## Exercise details
Restate the whole listing exactly.

## Input data
## START

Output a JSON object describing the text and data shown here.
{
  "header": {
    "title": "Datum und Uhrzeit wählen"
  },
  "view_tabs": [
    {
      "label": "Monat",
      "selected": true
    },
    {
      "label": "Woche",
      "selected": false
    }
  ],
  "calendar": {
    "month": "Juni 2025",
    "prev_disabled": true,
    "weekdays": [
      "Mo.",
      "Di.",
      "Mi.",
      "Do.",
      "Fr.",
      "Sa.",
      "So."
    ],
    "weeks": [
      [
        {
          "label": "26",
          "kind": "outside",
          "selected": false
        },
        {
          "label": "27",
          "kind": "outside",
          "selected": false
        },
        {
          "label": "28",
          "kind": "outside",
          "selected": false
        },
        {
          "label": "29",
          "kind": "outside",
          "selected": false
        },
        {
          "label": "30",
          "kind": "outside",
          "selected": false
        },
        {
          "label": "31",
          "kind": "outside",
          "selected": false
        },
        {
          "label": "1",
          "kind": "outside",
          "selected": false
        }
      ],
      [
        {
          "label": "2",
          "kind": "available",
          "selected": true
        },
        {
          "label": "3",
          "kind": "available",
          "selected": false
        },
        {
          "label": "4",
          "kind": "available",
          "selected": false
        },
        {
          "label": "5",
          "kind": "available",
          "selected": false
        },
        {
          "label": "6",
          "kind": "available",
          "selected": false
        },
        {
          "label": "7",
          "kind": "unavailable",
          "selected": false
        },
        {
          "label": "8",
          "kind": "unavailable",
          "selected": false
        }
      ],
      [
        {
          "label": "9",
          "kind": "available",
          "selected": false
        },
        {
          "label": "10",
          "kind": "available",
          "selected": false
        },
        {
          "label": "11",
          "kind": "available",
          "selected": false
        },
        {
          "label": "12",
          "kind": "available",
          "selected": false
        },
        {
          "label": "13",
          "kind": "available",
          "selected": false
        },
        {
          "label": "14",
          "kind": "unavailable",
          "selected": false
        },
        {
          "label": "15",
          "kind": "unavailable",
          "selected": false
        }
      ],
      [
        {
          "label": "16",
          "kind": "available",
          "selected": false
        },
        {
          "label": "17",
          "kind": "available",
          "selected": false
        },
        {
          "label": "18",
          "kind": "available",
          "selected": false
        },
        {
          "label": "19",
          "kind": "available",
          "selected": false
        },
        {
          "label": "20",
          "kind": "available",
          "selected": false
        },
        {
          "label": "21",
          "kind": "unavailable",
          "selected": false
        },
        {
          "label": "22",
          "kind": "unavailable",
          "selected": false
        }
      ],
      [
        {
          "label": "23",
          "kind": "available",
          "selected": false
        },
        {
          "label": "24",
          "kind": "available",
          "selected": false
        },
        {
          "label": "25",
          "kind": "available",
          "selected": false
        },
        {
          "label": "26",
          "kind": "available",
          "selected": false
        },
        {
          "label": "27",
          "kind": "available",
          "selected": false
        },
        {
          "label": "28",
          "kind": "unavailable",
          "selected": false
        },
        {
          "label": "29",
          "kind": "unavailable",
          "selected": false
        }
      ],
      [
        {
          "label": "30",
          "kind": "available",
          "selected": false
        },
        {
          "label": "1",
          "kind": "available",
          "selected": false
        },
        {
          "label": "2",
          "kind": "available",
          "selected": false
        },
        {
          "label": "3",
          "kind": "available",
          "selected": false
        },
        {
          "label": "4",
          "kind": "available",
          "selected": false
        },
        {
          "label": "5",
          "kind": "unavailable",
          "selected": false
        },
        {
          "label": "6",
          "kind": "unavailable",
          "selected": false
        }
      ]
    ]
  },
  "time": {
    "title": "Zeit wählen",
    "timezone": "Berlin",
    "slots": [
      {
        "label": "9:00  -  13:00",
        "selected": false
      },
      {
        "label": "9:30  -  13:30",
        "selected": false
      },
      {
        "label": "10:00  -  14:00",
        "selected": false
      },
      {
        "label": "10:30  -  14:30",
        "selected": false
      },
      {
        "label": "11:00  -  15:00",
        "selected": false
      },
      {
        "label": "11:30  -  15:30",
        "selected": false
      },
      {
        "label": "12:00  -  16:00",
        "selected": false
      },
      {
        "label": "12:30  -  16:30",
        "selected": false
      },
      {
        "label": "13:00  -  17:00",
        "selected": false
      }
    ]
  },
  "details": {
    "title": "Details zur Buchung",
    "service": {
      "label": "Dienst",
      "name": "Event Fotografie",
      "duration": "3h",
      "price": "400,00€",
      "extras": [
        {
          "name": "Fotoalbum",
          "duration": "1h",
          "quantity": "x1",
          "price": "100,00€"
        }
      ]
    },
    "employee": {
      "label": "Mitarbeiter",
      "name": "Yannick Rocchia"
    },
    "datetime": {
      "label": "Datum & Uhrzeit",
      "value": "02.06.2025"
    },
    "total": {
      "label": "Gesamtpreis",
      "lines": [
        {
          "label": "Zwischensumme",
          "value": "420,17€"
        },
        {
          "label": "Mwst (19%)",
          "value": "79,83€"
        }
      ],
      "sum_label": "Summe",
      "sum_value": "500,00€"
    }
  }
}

## END

## Answer
Output a JSON object describing the text and data shown here.
{
  "header": {
    "title": "Datum und Uhrzeit wählen"
  },
  "view_tabs": [
    {
      "label": "Monat",
      "selected": true
    },
    {
      "label": "Woche",
      "selected": false
    }
  ],
  "calendar": {
    "month": "Juni 2025",
    "prev_disabled": true,
    "weekdays": [
      "Mo.",
      "Di.",
      "Mi.",
      "Do.",
      "Fr.",
      "Sa.",
      "So."
    ],
    "weeks": [
      [
        {
          "label": "26",
          "kind": "outside",
          "selected": false
        },
        {
          "label": "27",
          "kind": "outside",
          "selected": false
        },
        {
          "label": "28",
          "kind": "outside",
          "selected": false
        },
        {
          "label": "29",
          "kind": "outside",
          "selected": false
        },
        {
          "label": "30",
          "kind": "outside",
          "selected": false
        },
        {
          "label": "31",
          "kind": "outside",
          "selected": false
        },
        {
          "label": "1",
          "kind": "outside",
          "selected": false
        }
      ],
      [
        {
          "label": "2",
          "kind": "available",
          "selected": true
        },
        {
          "label": "3",
          "kind": "available",
          "selected": false
        },
        {
          "label": "4",
          "kind": "available",
          "selected": false
        },
        {
          "label": "5",
          "kind": "available",
          "selected": false
        },
        {
          "label": "6",
          "kind": "available",
          "selected": false
        },
        {
          "label": "7",
          "kind": "unavailable",
          "selected": false
        },
        {
          "label": "8",
          "kind": "unavailable",
          "selected": false
        }
      ],
      [
        {
          "label": "9",
          "kind": "available",
          "selected": false
        },
        {
          "label": "10",
          "kind": "available",
          "selected": false
        },
        {
          "label": "11",
          "kind": "available",
          "selected": false
        },
        {
          "label": "12",
          "kind": "available",
          "selected": false
        },
        {
          "label": "13",
          "kind": "available",
          "selected": false
        },
        {
          "label": "14",
          "kind": "unavailable",
          "selected": false
        },
        {
          "label": "15",
          "kind": "unavailable",
          "selected": false
        }
      ],
      [
        {
          "label": "16",
          "kind": "available",
          "selected": false
        },
        {
          "label": "17",
          "kind": "available",
          "selected": false
        },
        {
          "label": "18",
          "kind": "available",
          "selected": false
        },
        {
          "label": "19",
          "kind": "available",
          "selected": false
        },
        {
          "label": "20",
          "kind": "available",
          "selected": false
        },
        {
          "label": "21",
          "kind": "unavailable",
          "selected": false
        },
        {
          "label": "22",
          "kind": "unavailable",
          "selected": false
        }
      ],
      [
        {
          "label": "23",
          "kind": "available",
          "selected": false
        },
        {
          "label": "24",
          "kind": "available",
          "selected": false
        },
        {
          "label": "25",
          "kind": "available",
          "selected": false
        },
        {
          "label": "26",
          "kind": "available",
          "selected": false
        },
        {
          "label": "27",
          "kind": "available",
          "selected": false
        },
        {
          "label": "28",
          "kind": "unavailable",
          "selected": false
        },
        {
          "label": "29",
          "kind": "unavailable",
          "selected": false
        }
      ],
      [
        {
          "label": "30",
          "kind": "available",
          "selected": false
        },
        {
          "label": "1",
          "kind": "available",
          "selected": false
        },
        {
          "label": "2",
          "kind": "available",
          "selected": false
        },
        {
          "label": "3",
          "kind": "available",
          "selected": false
        },
        {
          "label": "4",
          "kind": "available",
          "selected": false
        },
        {
          "label": "5",
          "kind": "unavailable",
          "selected": false
        },
        {
          "label": "6",
          "kind": "unavailable",
          "selected": false
        }
      ]
    ]
  },
  "time": {
    "title": "Zeit wählen",
    "timezone": "Berlin",
    "slots": [
      {
        "label": "9:00  -  13:00",
        "selected": false
      },
      {
        "label": "9:30  -  13:30",
        "selected": false
      },
      {
        "label": "10:00  -  14:00",
        "selected": false
      },
      {
        "label": "10:30  -  14:30",
        "selected": false
      },
      {
        "label": "11:00  -  15:00",
        "selected": false
      },
      {
        "label": "11:30  -  15:30",
        "selected": false
      },
      {
        "label": "12:00  -  16:00",
        "selected": false
      },
      {
        "label": "12:30  -  16:30",
        "selected": false
      },
      {
        "label": "13:00  -  17:00",
        "selected": false
      }
    ]
  },
  "details": {
    "title": "Details zur Buchung",
    "service": {
      "label": "Dienst",
      "name": "Event Fotografie",
      "duration": "3h",
      "price": "400,00€",
      "extras": [
        {
          "name": "Fotoalbum",
          "duration": "1h",
          "quantity": "x1",
          "price": "100,00€"
        }
      ]
    },
    "employee": {
      "label": "Mitarbeiter",
      "name": "Yannick Rocchia"
    },
    "datetime": {
      "label": "Datum & Uhrzeit",
      "value": "02.06.2025"
    },
    "total": {
      "label": "Gesamtpreis",
      "lines": [
        {
          "label": "Zwischensumme",
          "value": "420,17€"
        },
        {
          "label": "Mwst (19%)",
          "value": "79,83€"
        }
      ],
      "sum_label": "Summe",
      "sum_value": "500,00€"
    }
  }
}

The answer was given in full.